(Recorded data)
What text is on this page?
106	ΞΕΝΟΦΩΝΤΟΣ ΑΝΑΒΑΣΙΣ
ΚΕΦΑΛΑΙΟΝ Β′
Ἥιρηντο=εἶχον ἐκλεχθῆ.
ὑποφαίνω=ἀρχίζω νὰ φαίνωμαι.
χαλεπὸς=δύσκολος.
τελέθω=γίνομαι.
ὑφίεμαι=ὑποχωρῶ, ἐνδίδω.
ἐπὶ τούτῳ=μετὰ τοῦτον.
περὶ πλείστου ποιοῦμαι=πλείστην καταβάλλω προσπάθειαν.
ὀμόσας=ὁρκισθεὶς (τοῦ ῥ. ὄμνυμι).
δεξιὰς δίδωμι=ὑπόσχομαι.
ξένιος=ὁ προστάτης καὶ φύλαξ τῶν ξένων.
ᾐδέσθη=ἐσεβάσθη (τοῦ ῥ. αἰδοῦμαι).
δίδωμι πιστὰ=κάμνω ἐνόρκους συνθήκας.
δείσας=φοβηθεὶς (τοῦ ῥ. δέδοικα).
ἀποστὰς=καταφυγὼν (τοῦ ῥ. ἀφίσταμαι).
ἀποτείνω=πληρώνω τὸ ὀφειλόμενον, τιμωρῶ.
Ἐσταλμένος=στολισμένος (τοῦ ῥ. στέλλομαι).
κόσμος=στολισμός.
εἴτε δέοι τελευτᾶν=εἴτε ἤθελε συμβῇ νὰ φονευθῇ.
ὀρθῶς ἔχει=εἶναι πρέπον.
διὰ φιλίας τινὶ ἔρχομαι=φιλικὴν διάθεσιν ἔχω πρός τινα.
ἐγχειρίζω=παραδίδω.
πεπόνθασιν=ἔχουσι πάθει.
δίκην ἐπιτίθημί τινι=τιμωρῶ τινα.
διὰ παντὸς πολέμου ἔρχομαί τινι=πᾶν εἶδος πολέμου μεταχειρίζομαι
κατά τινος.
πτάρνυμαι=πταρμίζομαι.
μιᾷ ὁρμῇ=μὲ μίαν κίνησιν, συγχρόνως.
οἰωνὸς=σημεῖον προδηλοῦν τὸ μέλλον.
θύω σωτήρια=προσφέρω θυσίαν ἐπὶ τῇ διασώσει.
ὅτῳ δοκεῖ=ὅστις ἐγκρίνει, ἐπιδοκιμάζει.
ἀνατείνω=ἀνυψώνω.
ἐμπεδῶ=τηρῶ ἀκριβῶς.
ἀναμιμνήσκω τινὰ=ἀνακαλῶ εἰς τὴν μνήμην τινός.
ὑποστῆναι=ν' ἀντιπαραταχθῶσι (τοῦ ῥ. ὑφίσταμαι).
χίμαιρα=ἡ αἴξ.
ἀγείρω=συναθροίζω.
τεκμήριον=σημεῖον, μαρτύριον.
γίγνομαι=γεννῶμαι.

PROBLEM REQUIREMENTS – Sift the material for lines with the string "τιμωρῶ". Copy each one found.

TASK SOLUTION –
ἀποτείνω=πληρώνω τὸ ὀφειλόμενον, τιμωρῶ.
δίκην ἐπιτίθημί τινι=τιμωρῶ τινα.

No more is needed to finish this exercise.